**Passage provided:**
_____

Personal information
- Date of birth: 4 August 1989 (age 36)
- Place of birth: Kingston, Jamaica
- Height: 5 ft 9 in (1.75 m)
- Position: Forward

College career
- Years: Team / Apps / (Gls)
- 2010–2011: McKendree Bearcats / 18 / (23)
- 2012–2013: Bowling Green Falcons / 39 / (12)

Senior career*
- Years: Team / Apps / (Gls)
- 2012: Michigan Bucks / 13 / (7)
- 2014–2015: Seacoast United Phantoms / 22 / (26)
- 2014–2015: Syracuse Silver Knights (indoor) / 14 / (12)
- 2015–2017: Richmond Kickers / 45 / (3)
- 2015–2016: → UWI (loan) /  / (3)
- 2017–2019: Kansas City Comets (indoor) / 35 / (34)
- 2019: Stumptown Athletic / 2 / (0)
- 2020: St. Louis Ambush (indoor) / 6 / (5)

International career
- 2012–2013: Jamaica U23

= Anthony Grant (footballer, born 1989) =

Jamaican footballer

Anthony Grant (born 4 August 1989 in Kingston, Jamaica) is a Jamaican footballer who currently plays for the St. Louis Ambush in the Major Arena Soccer League.

_____

**Provided records:**
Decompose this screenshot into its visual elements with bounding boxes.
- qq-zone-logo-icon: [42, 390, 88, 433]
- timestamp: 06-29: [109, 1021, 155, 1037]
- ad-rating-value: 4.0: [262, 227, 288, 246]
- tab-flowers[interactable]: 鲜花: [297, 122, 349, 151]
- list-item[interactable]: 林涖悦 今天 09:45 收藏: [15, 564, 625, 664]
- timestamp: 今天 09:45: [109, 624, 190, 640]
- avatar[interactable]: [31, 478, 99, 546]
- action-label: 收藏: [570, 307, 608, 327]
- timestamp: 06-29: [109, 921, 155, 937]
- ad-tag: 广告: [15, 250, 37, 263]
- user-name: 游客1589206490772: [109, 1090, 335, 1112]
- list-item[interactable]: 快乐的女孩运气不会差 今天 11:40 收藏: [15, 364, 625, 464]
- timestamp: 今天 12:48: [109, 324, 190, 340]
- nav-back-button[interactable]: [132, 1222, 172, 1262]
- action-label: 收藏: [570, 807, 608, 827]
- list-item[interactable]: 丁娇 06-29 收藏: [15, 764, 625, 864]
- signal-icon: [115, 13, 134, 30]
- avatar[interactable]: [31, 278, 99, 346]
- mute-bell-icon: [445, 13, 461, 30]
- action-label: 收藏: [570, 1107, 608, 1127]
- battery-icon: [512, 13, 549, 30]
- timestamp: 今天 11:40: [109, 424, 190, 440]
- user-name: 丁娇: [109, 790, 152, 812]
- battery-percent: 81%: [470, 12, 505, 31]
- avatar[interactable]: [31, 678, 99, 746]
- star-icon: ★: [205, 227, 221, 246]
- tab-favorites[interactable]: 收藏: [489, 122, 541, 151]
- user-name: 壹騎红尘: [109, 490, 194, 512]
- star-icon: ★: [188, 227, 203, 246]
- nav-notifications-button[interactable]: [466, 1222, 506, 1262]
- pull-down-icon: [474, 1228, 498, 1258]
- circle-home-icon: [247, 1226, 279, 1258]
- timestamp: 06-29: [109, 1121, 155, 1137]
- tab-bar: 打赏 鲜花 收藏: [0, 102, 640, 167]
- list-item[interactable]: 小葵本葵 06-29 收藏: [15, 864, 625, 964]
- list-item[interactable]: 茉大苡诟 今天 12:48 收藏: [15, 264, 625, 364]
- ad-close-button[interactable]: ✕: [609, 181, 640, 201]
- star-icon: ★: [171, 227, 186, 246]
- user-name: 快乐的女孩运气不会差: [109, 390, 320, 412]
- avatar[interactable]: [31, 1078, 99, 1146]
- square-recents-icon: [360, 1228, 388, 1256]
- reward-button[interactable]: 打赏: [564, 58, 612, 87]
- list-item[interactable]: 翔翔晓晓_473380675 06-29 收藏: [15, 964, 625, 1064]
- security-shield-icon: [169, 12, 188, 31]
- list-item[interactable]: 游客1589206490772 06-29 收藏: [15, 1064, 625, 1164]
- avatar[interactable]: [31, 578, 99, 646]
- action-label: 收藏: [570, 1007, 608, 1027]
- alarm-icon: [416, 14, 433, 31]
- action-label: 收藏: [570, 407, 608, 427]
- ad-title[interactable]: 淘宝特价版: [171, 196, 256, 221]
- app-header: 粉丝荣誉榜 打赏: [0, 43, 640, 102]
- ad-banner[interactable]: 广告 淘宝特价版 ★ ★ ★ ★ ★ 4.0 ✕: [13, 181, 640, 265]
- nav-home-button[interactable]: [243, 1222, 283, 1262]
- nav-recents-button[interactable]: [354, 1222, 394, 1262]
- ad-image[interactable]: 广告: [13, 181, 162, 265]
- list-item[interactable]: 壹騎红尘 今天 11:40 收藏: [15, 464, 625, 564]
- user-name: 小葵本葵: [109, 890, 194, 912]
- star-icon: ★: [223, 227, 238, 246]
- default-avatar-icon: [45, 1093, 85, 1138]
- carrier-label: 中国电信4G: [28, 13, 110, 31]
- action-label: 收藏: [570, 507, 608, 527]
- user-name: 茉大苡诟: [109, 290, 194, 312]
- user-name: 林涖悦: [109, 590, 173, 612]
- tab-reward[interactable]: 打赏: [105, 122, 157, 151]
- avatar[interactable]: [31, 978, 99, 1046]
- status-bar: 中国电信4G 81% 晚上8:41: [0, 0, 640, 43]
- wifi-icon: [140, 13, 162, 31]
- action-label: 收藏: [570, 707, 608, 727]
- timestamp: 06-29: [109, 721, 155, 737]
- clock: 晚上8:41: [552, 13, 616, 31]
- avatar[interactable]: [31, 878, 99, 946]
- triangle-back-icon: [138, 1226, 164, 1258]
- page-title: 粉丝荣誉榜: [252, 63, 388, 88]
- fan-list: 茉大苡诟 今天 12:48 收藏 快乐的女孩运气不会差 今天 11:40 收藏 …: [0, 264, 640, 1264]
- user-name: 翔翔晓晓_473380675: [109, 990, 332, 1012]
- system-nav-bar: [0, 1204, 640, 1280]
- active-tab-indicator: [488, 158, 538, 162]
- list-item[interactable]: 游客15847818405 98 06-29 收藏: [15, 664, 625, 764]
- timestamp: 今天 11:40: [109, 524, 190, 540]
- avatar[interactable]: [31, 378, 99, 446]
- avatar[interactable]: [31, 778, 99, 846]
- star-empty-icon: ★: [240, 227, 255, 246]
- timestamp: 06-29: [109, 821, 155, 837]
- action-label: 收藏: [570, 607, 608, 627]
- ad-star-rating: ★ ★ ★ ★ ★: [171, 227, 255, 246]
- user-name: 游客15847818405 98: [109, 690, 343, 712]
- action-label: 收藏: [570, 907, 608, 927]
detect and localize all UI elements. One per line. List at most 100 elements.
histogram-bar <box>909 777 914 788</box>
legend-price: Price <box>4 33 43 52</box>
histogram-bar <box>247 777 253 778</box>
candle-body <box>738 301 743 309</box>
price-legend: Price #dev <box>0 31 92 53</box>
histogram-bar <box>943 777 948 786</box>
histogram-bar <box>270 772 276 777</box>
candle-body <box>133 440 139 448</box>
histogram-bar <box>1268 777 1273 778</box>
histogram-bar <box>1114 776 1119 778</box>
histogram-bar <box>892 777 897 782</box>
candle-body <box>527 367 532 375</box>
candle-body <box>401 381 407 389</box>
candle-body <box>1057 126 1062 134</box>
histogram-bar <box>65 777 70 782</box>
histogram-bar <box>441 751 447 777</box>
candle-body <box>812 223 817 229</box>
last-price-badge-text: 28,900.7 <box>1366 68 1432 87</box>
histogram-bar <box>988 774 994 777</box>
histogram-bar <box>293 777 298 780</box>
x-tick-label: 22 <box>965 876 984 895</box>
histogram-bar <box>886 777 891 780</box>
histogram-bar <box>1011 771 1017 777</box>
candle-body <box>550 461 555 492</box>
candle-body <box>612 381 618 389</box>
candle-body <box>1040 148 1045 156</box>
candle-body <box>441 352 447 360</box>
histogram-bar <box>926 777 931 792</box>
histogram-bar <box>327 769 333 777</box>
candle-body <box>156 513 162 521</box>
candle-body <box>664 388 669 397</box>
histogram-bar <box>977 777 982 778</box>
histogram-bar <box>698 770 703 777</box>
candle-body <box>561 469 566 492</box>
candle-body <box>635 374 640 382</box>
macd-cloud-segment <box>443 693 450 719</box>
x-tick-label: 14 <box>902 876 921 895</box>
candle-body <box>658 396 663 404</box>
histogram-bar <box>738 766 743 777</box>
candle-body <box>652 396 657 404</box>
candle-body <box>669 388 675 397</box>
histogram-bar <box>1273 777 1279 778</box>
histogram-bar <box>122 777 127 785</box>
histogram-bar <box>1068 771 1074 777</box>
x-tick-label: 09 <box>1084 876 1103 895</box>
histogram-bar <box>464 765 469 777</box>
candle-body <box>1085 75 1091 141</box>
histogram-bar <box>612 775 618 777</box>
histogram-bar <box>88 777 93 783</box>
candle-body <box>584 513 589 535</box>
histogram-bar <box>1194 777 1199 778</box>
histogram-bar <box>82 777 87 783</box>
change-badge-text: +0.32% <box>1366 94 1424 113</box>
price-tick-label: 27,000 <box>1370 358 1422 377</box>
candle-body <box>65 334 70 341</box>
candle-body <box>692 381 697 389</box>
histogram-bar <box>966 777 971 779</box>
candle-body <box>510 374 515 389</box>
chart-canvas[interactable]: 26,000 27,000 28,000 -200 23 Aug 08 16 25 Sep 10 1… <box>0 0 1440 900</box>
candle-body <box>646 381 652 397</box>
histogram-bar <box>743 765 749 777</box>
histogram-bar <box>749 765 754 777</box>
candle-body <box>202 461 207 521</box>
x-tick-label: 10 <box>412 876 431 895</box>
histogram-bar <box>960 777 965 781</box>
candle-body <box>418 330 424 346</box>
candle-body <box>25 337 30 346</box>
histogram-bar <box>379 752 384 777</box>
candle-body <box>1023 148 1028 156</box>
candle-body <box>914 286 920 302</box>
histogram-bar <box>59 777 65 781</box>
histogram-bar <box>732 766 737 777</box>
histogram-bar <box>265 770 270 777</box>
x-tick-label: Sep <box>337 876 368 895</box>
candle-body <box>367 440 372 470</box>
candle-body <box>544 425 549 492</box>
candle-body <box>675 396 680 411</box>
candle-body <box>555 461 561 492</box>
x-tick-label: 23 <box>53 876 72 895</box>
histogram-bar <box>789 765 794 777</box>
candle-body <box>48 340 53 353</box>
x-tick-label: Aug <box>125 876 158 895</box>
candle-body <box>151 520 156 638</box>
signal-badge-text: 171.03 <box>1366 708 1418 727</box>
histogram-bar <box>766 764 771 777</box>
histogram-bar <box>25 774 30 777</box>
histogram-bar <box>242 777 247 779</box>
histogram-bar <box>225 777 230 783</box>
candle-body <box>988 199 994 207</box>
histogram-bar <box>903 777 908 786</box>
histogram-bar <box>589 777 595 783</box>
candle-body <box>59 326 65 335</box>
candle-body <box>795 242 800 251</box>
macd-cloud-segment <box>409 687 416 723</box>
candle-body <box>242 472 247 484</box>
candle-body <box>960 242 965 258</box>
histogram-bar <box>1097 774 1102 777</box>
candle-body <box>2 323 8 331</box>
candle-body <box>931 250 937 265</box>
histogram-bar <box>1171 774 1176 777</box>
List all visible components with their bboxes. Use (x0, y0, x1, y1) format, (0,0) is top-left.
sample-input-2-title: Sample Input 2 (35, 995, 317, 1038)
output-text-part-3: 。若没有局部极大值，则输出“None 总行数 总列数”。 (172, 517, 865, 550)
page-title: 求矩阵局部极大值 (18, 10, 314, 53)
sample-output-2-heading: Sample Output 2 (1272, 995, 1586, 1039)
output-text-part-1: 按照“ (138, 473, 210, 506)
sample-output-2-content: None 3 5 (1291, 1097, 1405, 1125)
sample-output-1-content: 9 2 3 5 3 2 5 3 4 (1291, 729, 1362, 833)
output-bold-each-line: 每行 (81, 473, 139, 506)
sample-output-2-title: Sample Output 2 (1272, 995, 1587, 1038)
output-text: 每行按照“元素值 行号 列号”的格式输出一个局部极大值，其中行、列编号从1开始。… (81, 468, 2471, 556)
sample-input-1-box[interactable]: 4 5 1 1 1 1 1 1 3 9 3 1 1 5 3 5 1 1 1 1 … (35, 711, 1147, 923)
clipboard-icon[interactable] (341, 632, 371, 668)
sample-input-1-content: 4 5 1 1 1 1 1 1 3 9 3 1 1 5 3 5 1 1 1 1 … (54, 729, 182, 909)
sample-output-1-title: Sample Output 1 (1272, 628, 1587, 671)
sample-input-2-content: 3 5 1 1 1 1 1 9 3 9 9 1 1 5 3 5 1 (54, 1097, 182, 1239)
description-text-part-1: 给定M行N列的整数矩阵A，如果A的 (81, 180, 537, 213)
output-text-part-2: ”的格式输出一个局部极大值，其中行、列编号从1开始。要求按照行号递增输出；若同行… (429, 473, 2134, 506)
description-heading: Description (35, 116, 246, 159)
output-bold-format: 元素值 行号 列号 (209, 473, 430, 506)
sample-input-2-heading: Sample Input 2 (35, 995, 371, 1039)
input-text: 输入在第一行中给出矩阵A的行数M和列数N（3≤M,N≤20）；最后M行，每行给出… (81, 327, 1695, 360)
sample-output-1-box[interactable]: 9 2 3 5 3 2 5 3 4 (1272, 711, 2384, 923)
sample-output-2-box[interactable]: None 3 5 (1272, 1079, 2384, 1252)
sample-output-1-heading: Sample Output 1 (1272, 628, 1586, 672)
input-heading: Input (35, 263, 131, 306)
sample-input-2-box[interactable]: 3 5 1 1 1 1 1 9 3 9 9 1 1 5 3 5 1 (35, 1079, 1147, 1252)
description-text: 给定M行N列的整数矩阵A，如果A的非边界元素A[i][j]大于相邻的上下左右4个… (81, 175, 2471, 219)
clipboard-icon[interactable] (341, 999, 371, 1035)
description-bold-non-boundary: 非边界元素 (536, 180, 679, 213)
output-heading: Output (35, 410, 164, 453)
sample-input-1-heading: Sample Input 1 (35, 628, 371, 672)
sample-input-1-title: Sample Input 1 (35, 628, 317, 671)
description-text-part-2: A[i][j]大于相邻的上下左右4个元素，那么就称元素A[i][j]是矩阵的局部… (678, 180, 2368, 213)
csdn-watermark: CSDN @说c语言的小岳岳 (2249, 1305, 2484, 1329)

_____

**Work task:**
Reproduce the whole Anthony Grant profile above, word for word.

**Answer to the problem:**
Personal information
- Date of birth: 4 August 1989 (age 36)
- Place of birth: Kingston, Jamaica
- Height: 5 ft 9 in (1.75 m)
- Position: Forward

College career
- Years: Team / Apps / (Gls)
- 2010–2011: McKendree Bearcats / 18 / (23)
- 2012–2013: Bowling Green Falcons / 39 / (12)

Senior career*
- Years: Team / Apps / (Gls)
- 2012: Michigan Bucks / 13 / (7)
- 2014–2015: Seacoast United Phantoms / 22 / (26)
- 2014–2015: Syracuse Silver Knights (indoor) / 14 / (12)
- 2015–2017: Richmond Kickers / 45 / (3)
- 2015–2016: → UWI (loan) /  / (3)
- 2017–2019: Kansas City Comets (indoor) / 35 / (34)
- 2019: Stumptown Athletic / 2 / (0)
- 2020: St. Louis Ambush (indoor) / 6 / (5)

International career
- 2012–2013: Jamaica U23

= Anthony Grant (footballer, born 1989) =

Jamaican footballer

Anthony Grant (born 4 August 1989 in Kingston, Jamaica) is a Jamaican footballer who currently plays for the St. Louis Ambush in the Major Arena Soccer League.